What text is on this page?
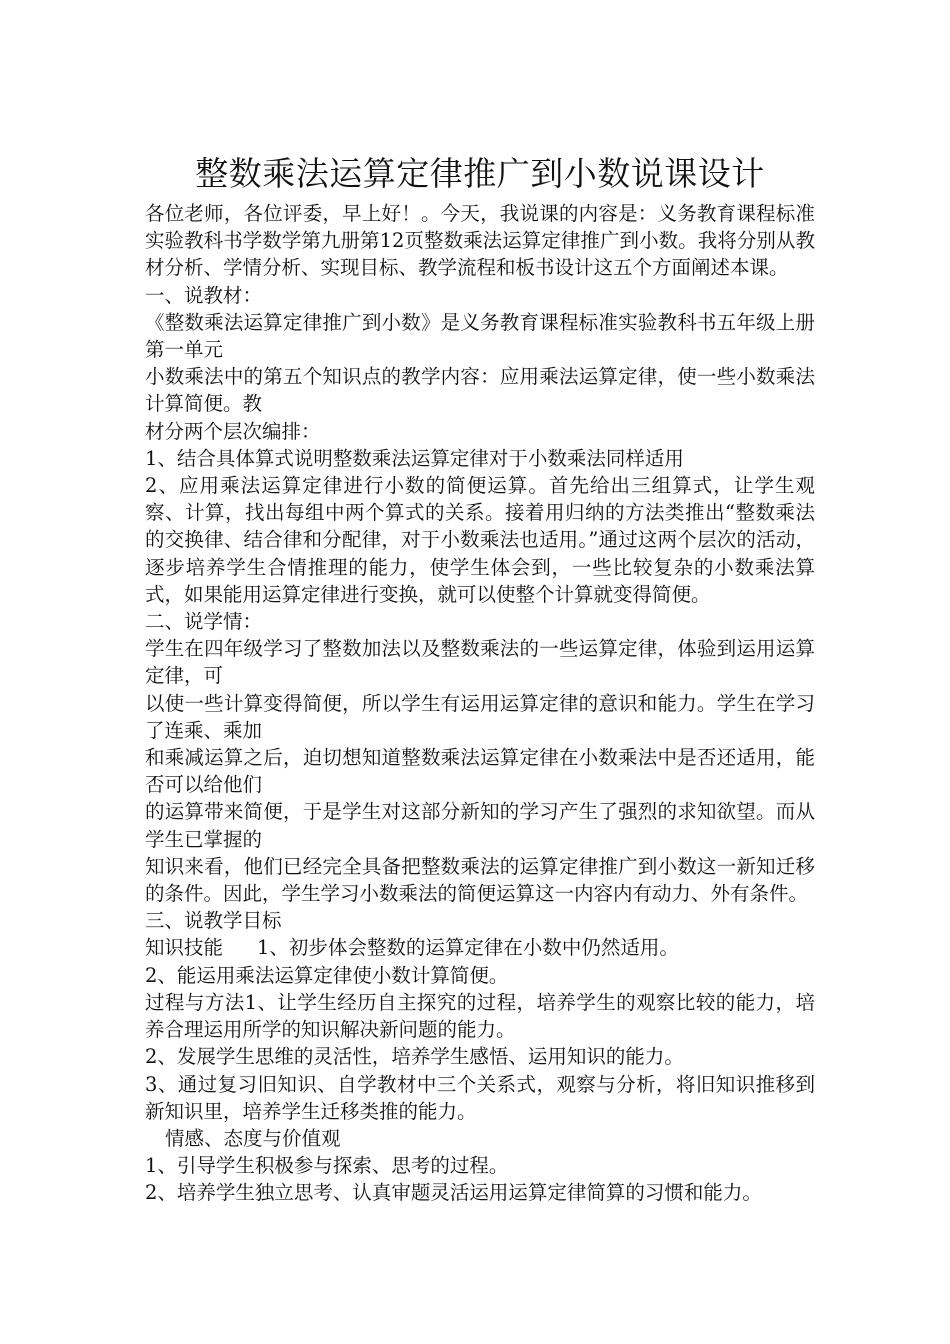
整数乘法运算定律推广到小数说课设计

各位老师，各位评委，早上好！。今天，我说课的内容是：义务教育课程标准实验教科书学数学第九册第12页整数乘法运算定律推广到小数。我将分别从教材分析、学情分析、实现目标、教学流程和板书设计这五个方面阐述本课。

一、说教材：

《整数乘法运算定律推广到小数》是义务教育课程标准实验教科书五年级上册第一单元

小数乘法中的第五个知识点的教学内容：应用乘法运算定律，使一些小数乘法计算简便。教

材分两个层次编排：

1、结合具体算式说明整数乘法运算定律对于小数乘法同样适用

2、应用乘法运算定律进行小数的简便运算。首先给出三组算式，让学生观察、计算，找出每组中两个算式的关系。接着用归纳的方法类推出“整数乘法的交换律、结合律和分配律，对于小数乘法也适用。”通过这两个层次的活动，逐步培养学生合情推理的能力，使学生体会到，一些比较复杂的小数乘法算式，如果能用运算定律进行变换，就可以使整个计算就变得简便。

二、说学情：

学生在四年级学习了整数加法以及整数乘法的一些运算定律，体验到运用运算定律，可

以使一些计算变得简便，所以学生有运用运算定律的意识和能力。学生在学习了连乘、乘加

和乘减运算之后，迫切想知道整数乘法运算定律在小数乘法中是否还适用，能否可以给他们

的运算带来简便，于是学生对这部分新知的学习产生了强烈的求知欲望。而从学生已掌握的

知识来看，他们已经完全具备把整数乘法的运算定律推广到小数这一新知迁移的条件。因此，学生学习小数乘法的简便运算这一内容内有动力、外有条件。

三、说教学目标

知识技能 1、初步体会整数的运算定律在小数中仍然适用。

2、能运用乘法运算定律使小数计算简便。

过程与方法1、让学生经历自主探究的过程，培养学生的观察比较的能力，培养合理运用所学的知识解决新问题的能力。

2、发展学生思维的灵活性，培养学生感悟、运用知识的能力。

3、通过复习旧知识、自学教材中三个关系式，观察与分析，将旧知识推移到新知识里，培养学生迁移类推的能力。

情感、态度与价值观

1、引导学生积极参与探索、思考的过程。

2、培养学生独立思考、认真审题灵活运用运算定律简算的习惯和能力。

# Required task
Give back every line exactly as it stands, pictures excluded.

# Solved problem
What text is on this page?
整数乘法运算定律推广到小数说课设计

各位老师，各位评委，早上好！。今天，我说课的内容是：义务教育课程标准实验教科书学数学第九册第12页整数乘法运算定律推广到小数。我将分别从教材分析、学情分析、实现目标、教学流程和板书设计这五个方面阐述本课。

一、说教材：

《整数乘法运算定律推广到小数》是义务教育课程标准实验教科书五年级上册第一单元

小数乘法中的第五个知识点的教学内容：应用乘法运算定律，使一些小数乘法计算简便。教

材分两个层次编排：

1、结合具体算式说明整数乘法运算定律对于小数乘法同样适用

2、应用乘法运算定律进行小数的简便运算。首先给出三组算式，让学生观察、计算，找出每组中两个算式的关系。接着用归纳的方法类推出“整数乘法的交换律、结合律和分配律，对于小数乘法也适用。”通过这两个层次的活动，逐步培养学生合情推理的能力，使学生体会到，一些比较复杂的小数乘法算式，如果能用运算定律进行变换，就可以使整个计算就变得简便。

二、说学情：

学生在四年级学习了整数加法以及整数乘法的一些运算定律，体验到运用运算定律，可

以使一些计算变得简便，所以学生有运用运算定律的意识和能力。学生在学习了连乘、乘加

和乘减运算之后，迫切想知道整数乘法运算定律在小数乘法中是否还适用，能否可以给他们

的运算带来简便，于是学生对这部分新知的学习产生了强烈的求知欲望。而从学生已掌握的

知识来看，他们已经完全具备把整数乘法的运算定律推广到小数这一新知迁移的条件。因此，学生学习小数乘法的简便运算这一内容内有动力、外有条件。

三、说教学目标

知识技能 1、初步体会整数的运算定律在小数中仍然适用。

2、能运用乘法运算定律使小数计算简便。

过程与方法1、让学生经历自主探究的过程，培养学生的观察比较的能力，培养合理运用所学的知识解决新问题的能力。

2、发展学生思维的灵活性，培养学生感悟、运用知识的能力。

3、通过复习旧知识、自学教材中三个关系式，观察与分析，将旧知识推移到新知识里，培养学生迁移类推的能力。

情感、态度与价值观

1、引导学生积极参与探索、思考的过程。

2、培养学生独立思考、认真审题灵活运用运算定律简算的习惯和能力。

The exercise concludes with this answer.